───── STORED RECORDS ─────

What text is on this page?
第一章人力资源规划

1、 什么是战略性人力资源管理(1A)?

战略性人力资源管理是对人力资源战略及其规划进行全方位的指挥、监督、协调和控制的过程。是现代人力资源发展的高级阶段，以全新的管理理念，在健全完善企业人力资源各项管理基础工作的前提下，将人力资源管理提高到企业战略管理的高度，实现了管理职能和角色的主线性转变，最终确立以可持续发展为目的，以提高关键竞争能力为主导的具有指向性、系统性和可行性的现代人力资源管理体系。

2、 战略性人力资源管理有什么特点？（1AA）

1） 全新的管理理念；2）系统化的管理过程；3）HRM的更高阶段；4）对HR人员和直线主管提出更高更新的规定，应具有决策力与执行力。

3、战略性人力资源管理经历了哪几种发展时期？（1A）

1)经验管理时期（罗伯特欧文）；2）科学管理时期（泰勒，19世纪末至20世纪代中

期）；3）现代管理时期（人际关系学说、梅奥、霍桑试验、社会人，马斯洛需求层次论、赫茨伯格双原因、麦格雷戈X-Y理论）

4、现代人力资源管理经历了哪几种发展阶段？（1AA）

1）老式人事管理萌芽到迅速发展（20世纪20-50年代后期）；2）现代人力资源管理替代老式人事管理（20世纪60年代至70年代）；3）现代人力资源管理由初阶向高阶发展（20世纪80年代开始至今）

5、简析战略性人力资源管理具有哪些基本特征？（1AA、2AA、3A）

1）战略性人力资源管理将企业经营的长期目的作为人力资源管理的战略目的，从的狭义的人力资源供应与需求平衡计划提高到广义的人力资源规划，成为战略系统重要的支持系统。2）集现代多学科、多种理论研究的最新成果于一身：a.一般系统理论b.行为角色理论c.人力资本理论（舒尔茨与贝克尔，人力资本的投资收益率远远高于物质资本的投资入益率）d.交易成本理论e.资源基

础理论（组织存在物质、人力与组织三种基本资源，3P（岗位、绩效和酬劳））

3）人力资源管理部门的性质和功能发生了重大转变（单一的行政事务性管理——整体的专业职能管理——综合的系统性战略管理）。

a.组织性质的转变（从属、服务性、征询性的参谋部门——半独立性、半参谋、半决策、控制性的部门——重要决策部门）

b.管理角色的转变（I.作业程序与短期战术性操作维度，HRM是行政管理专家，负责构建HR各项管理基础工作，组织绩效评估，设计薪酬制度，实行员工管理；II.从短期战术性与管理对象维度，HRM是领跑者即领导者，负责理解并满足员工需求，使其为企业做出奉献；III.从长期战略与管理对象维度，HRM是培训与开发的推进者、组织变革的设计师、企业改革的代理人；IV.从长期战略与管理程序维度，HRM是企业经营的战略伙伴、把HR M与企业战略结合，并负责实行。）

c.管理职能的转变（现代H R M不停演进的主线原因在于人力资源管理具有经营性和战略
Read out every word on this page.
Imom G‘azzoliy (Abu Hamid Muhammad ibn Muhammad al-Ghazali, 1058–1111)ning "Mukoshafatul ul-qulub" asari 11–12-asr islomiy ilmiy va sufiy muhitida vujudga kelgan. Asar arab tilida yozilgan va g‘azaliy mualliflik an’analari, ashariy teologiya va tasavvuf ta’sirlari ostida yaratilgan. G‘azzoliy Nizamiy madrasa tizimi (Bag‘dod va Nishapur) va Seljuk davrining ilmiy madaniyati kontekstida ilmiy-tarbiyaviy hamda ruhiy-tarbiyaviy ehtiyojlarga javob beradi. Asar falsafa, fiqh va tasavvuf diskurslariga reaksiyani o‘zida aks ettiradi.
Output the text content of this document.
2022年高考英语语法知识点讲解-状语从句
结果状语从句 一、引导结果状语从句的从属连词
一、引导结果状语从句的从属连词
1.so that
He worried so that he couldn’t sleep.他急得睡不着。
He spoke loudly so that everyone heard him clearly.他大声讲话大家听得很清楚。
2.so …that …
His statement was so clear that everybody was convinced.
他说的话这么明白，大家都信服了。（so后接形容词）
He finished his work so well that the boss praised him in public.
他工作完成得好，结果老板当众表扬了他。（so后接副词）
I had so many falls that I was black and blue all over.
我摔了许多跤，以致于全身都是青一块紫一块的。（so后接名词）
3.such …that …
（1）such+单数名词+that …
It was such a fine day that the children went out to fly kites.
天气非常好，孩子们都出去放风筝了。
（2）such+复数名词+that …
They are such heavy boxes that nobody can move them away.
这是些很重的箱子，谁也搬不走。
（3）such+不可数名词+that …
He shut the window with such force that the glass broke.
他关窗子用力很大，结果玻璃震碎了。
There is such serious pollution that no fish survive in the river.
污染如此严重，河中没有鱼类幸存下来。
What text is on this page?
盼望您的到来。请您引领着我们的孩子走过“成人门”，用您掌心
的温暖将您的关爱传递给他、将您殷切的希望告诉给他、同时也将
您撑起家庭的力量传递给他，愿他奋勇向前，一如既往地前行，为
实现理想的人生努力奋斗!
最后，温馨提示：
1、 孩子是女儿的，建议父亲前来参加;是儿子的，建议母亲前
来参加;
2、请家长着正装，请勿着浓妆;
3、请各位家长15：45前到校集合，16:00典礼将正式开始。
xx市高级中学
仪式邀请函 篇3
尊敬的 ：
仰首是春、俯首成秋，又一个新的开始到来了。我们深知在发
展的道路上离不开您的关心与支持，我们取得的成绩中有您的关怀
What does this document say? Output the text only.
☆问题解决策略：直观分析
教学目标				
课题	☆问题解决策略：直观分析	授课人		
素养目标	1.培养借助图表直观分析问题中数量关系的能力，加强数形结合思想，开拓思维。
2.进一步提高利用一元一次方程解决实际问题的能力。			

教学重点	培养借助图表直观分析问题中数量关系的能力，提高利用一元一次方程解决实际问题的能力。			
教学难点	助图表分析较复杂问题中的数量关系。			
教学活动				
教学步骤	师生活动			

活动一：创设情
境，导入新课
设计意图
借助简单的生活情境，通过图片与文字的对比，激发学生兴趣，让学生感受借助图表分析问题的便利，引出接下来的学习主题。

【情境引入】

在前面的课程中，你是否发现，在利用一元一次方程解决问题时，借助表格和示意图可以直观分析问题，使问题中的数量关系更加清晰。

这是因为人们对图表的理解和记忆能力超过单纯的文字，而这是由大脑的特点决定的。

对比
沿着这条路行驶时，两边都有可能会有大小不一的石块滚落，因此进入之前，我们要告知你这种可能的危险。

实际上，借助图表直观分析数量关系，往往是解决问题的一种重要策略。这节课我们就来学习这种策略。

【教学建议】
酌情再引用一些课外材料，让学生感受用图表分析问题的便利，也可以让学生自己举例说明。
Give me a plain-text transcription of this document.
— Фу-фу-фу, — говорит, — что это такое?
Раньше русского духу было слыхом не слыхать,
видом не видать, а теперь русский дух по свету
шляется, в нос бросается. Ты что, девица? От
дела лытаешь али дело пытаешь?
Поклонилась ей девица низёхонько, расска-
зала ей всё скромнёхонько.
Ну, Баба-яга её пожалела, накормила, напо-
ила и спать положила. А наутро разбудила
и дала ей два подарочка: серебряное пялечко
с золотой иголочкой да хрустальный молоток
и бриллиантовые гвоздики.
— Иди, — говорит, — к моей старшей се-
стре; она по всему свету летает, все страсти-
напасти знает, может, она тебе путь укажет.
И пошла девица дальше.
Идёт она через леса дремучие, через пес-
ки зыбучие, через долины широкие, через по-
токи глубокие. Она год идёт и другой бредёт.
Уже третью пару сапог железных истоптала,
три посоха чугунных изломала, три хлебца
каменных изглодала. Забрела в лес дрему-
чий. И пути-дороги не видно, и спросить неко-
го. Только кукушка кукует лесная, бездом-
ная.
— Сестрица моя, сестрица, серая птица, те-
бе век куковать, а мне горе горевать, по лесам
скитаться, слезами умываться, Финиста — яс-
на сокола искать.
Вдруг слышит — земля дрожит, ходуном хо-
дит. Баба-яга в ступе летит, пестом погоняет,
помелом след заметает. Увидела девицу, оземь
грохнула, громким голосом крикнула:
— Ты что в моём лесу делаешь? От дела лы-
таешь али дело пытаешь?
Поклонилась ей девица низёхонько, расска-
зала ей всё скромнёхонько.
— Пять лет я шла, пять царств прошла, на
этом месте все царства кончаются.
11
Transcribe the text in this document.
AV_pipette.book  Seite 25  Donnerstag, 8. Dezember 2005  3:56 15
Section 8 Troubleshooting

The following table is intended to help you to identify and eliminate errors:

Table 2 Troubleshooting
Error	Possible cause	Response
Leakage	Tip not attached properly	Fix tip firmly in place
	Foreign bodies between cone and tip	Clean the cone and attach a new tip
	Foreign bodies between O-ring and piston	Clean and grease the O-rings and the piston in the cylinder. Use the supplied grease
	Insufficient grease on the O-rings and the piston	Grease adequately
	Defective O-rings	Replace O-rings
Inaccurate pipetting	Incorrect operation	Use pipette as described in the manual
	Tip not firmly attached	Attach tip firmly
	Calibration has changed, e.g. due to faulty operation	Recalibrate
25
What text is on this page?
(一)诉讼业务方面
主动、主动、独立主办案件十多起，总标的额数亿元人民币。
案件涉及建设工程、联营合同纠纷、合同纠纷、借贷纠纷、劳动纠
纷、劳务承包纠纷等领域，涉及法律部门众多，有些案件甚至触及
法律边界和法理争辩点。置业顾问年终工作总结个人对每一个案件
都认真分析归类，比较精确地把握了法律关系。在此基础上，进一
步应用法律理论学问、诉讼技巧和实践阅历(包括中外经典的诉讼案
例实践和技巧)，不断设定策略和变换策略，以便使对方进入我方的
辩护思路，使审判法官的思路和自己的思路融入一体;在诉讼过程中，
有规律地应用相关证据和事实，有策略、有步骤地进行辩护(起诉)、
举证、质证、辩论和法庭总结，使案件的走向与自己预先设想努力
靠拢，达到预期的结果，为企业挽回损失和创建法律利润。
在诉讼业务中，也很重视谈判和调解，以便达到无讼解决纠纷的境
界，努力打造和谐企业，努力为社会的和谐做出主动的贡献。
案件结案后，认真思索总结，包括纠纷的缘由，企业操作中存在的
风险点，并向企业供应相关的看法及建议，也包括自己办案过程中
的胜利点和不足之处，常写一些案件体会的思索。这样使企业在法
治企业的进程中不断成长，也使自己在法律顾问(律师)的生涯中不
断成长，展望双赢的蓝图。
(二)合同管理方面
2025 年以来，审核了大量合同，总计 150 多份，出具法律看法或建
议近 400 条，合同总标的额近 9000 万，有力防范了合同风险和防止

─────

[EXERCISE BRIEF]: Look through the entries above; copy each line where the string "Clean" appears.

[REPLY TO THE EXERCISE]:
	Foreign bodies between cone and tip	Clean the cone and attach a new tip
	Foreign bodies between O-ring and piston	Clean and grease the O-rings and the piston in the cylinder. Use the supplied grease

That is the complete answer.